Work instructions: Every entry must be given again exactly.

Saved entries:
*-*-*

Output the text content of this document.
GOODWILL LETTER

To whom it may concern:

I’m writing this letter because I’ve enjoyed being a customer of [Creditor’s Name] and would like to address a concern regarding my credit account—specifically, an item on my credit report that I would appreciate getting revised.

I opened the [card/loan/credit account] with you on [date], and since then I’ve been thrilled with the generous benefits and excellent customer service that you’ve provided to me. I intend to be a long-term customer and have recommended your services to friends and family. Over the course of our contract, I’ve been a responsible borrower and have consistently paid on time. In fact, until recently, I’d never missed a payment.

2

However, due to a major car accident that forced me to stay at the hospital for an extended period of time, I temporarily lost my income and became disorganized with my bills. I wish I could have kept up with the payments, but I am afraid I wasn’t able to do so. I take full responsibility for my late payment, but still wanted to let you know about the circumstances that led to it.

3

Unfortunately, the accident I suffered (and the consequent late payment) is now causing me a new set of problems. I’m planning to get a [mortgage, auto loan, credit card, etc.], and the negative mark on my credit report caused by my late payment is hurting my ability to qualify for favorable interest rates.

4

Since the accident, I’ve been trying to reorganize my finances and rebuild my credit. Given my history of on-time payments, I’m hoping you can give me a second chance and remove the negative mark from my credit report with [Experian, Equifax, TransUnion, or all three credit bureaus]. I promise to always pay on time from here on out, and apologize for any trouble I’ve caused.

*-*-*

The reply:
Output the text content of this document.
GOODWILL LETTER

To whom it may concern:

I’m writing this letter because I’ve enjoyed being a customer of [Creditor’s Name] and would like to address a concern regarding my credit account—specifically, an item on my credit report that I would appreciate getting revised.

I opened the [card/loan/credit account] with you on [date], and since then I’ve been thrilled with the generous benefits and excellent customer service that you’ve provided to me. I intend to be a long-term customer and have recommended your services to friends and family. Over the course of our contract, I’ve been a responsible borrower and have consistently paid on time. In fact, until recently, I’d never missed a payment.

2

However, due to a major car accident that forced me to stay at the hospital for an extended period of time, I temporarily lost my income and became disorganized with my bills. I wish I could have kept up with the payments, but I am afraid I wasn’t able to do so. I take full responsibility for my late payment, but still wanted to let you know about the circumstances that led to it.

3

Unfortunately, the accident I suffered (and the consequent late payment) is now causing me a new set of problems. I’m planning to get a [mortgage, auto loan, credit card, etc.], and the negative mark on my credit report caused by my late payment is hurting my ability to qualify for favorable interest rates.

4

Since the accident, I’ve been trying to reorganize my finances and rebuild my credit. Given my history of on-time payments, I’m hoping you can give me a second chance and remove the negative mark from my credit report with [Experian, Equifax, TransUnion, or all three credit bureaus]. I promise to always pay on time from here on out, and apologize for any trouble I’ve caused.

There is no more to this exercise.